An exact copy of every record is needed.

Data entries:
***

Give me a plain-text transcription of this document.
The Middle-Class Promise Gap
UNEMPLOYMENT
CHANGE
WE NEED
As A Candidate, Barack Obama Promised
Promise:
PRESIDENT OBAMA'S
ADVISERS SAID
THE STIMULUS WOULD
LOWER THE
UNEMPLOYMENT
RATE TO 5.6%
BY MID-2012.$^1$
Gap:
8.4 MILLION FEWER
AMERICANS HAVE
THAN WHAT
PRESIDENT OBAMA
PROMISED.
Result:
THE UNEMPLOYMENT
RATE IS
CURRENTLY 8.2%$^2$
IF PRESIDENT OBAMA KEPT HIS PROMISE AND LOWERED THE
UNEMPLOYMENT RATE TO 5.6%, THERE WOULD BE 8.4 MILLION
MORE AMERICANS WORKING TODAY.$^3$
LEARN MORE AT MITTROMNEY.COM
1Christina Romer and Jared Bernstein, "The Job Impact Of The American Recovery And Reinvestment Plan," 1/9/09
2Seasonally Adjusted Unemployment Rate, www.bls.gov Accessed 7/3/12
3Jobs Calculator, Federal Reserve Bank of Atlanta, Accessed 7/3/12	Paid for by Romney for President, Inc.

***

## FINAL ANSWER
Give me a plain-text transcription of this document.
The Middle-Class Promise Gap
UNEMPLOYMENT
CHANGE
WE NEED
As A Candidate, Barack Obama Promised
Promise:
PRESIDENT OBAMA'S
ADVISERS SAID
THE STIMULUS WOULD
LOWER THE
UNEMPLOYMENT
RATE TO 5.6%
BY MID-2012.$^1$
Gap:
8.4 MILLION FEWER
AMERICANS HAVE
THAN WHAT
PRESIDENT OBAMA
PROMISED.
Result:
THE UNEMPLOYMENT
RATE IS
CURRENTLY 8.2%$^2$
IF PRESIDENT OBAMA KEPT HIS PROMISE AND LOWERED THE
UNEMPLOYMENT RATE TO 5.6%, THERE WOULD BE 8.4 MILLION
MORE AMERICANS WORKING TODAY.$^3$
LEARN MORE AT MITTROMNEY.COM
1Christina Romer and Jared Bernstein, "The Job Impact Of The American Recovery And Reinvestment Plan," 1/9/09
2Seasonally Adjusted Unemployment Rate, www.bls.gov Accessed 7/3/12
3Jobs Calculator, Federal Reserve Bank of Atlanta, Accessed 7/3/12	Paid for by Romney for President, Inc.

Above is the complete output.